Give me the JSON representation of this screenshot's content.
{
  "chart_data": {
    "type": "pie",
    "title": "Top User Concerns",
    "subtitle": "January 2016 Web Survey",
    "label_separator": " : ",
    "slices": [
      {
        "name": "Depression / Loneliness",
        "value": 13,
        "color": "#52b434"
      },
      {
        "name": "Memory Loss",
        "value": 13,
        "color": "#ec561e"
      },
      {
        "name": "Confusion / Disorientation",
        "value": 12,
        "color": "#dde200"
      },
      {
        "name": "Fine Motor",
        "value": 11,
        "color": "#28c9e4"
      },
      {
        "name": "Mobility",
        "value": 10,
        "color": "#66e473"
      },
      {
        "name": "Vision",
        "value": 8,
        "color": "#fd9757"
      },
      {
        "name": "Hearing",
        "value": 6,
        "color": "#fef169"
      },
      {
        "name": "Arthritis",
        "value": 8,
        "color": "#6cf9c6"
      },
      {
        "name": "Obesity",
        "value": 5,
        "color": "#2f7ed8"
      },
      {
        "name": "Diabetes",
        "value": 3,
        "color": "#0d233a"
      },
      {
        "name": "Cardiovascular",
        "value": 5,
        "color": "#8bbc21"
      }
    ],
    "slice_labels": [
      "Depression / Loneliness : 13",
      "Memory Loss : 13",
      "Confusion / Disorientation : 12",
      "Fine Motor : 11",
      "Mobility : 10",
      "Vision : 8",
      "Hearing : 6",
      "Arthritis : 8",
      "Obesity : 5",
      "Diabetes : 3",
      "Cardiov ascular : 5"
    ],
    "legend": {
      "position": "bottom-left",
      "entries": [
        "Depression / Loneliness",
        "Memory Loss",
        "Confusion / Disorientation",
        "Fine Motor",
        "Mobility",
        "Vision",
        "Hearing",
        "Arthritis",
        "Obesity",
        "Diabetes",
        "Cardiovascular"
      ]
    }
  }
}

□ □ □ □

Repeat every line of the data, exactly and in full.

Give me the JSON representation of this screenshot's content.
{
  "chart_data": {
    "type": "pie",
    "title": "Top User Concerns",
    "subtitle": "January 2016 Web Survey",
    "label_separator": " : ",
    "slices": [
      {
        "name": "Depression / Loneliness",
        "value": 13,
        "color": "#52b434"
      },
      {
        "name": "Memory Loss",
        "value": 13,
        "color": "#ec561e"
      },
      {
        "name": "Confusion / Disorientation",
        "value": 12,
        "color": "#dde200"
      },
      {
        "name": "Fine Motor",
        "value": 11,
        "color": "#28c9e4"
      },
      {
        "name": "Mobility",
        "value": 10,
        "color": "#66e473"
      },
      {
        "name": "Vision",
        "value": 8,
        "color": "#fd9757"
      },
      {
        "name": "Hearing",
        "value": 6,
        "color": "#fef169"
      },
      {
        "name": "Arthritis",
        "value": 8,
        "color": "#6cf9c6"
      },
      {
        "name": "Obesity",
        "value": 5,
        "color": "#2f7ed8"
      },
      {
        "name": "Diabetes",
        "value": 3,
        "color": "#0d233a"
      },
      {
        "name": "Cardiovascular",
        "value": 5,
        "color": "#8bbc21"
      }
    ],
    "slice_labels": [
      "Depression / Loneliness : 13",
      "Memory Loss : 13",
      "Confusion / Disorientation : 12",
      "Fine Motor : 11",
      "Mobility : 10",
      "Vision : 8",
      "Hearing : 6",
      "Arthritis : 8",
      "Obesity : 5",
      "Diabetes : 3",
      "Cardiov ascular : 5"
    ],
    "legend": {
      "position": "bottom-left",
      "entries": [
        "Depression / Loneliness",
        "Memory Loss",
        "Confusion / Disorientation",
        "Fine Motor",
        "Mobility",
        "Vision",
        "Hearing",
        "Arthritis",
        "Obesity",
        "Diabetes",
        "Cardiovascular"
      ]
    }
  }
}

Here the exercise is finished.